**EXTRACTED TEXT:**
++++

By Ed Ward
Do we really need another book about Mississippi Delta blues? Hasn’t this topic been covered adequately by now? True, there is the towering figure of Robert Johnson, whose disproportionate influence on white postwar popular music continues to dominate the mass image of this music, and whose legacy and legend still churn up reams of commentary (most notably a new biography, “Crossroads,” by Tom Graves, and a story in the current issue of Vanity Fair that tells of the possible discovery of a new photograph of this elusive figure), but the rest of the story—or, I should say, the mythology—of the Delta blues had, I thought, long ago been folded into the larger mosaic of the story of rural African-American acoustic music.

++++

Layout element annotation listing
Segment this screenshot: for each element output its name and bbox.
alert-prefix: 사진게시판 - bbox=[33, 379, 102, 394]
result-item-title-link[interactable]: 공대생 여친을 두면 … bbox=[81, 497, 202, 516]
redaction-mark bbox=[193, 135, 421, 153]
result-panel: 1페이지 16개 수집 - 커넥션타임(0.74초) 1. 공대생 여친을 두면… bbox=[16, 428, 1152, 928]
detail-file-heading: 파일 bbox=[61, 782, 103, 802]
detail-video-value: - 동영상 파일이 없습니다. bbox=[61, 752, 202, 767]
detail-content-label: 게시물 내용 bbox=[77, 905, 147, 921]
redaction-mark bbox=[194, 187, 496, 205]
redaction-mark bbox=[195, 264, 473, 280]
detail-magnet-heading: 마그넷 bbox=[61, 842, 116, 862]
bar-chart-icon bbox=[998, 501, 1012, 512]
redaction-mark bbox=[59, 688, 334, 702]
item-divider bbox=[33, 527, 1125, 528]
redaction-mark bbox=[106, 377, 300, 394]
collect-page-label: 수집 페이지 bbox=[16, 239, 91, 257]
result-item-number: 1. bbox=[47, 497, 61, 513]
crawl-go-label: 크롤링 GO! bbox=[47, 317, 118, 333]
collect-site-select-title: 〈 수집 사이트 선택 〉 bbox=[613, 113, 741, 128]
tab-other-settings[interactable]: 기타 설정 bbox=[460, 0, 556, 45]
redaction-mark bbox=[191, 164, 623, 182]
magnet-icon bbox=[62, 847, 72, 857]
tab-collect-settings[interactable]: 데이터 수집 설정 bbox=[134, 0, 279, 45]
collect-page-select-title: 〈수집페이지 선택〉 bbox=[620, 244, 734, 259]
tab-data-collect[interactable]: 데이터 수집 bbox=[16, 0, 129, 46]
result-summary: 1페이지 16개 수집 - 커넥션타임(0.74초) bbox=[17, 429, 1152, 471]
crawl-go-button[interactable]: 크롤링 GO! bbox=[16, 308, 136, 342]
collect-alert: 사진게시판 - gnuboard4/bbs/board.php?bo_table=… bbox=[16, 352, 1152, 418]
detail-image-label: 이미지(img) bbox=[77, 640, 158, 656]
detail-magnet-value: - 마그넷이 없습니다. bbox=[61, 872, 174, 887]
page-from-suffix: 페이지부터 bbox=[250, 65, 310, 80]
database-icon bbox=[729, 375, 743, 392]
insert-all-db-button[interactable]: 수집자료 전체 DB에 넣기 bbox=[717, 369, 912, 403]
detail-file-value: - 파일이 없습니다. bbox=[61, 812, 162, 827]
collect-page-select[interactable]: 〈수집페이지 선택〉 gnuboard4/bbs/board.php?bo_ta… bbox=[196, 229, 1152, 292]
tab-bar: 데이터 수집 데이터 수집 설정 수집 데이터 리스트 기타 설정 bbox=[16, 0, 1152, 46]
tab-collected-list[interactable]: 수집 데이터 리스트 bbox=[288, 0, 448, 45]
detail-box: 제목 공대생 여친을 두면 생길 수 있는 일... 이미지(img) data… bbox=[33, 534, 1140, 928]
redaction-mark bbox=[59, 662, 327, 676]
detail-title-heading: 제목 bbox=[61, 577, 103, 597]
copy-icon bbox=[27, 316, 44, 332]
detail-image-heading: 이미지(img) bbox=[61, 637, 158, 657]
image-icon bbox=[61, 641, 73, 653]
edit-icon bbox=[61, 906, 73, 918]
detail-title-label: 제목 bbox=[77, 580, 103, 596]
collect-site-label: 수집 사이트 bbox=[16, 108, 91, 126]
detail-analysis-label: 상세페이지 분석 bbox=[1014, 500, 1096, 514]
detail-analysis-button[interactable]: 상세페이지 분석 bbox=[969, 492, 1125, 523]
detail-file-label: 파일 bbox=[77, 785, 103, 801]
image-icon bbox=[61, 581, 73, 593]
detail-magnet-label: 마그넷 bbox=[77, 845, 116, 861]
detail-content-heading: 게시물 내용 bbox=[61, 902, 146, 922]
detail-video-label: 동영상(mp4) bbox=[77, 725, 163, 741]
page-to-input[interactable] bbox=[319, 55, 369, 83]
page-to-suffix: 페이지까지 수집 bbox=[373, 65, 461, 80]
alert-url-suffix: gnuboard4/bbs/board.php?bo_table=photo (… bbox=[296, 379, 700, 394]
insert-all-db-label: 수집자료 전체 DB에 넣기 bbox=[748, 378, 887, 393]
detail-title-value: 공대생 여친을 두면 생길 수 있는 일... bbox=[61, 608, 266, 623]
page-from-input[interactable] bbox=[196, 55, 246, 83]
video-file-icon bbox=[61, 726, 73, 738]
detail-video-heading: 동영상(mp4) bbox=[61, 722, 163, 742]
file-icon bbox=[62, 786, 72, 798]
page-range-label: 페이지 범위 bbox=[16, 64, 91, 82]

++++

**EXERCISES:**
[A] What is the title of the new Robert Johnson biography by Tom Graves that the blues review mentions?
[B] Retype the listing from its first line through the line that contains "detail-file-heading: 파일 bbox=[61, 782, 103, 802]".

**SOLVED TASKS:**
[A] "Crossroads"

[B]
Segment this screenshot: for each element output its name and bbox.
alert-prefix: 사진게시판 - bbox=[33, 379, 102, 394]
result-item-title-link[interactable]: 공대생 여친을 두면 … bbox=[81, 497, 202, 516]
redaction-mark bbox=[193, 135, 421, 153]
result-panel: 1페이지 16개 수집 - 커넥션타임(0.74초) 1. 공대생 여친을 두면… bbox=[16, 428, 1152, 928]
detail-file-heading: 파일 bbox=[61, 782, 103, 802]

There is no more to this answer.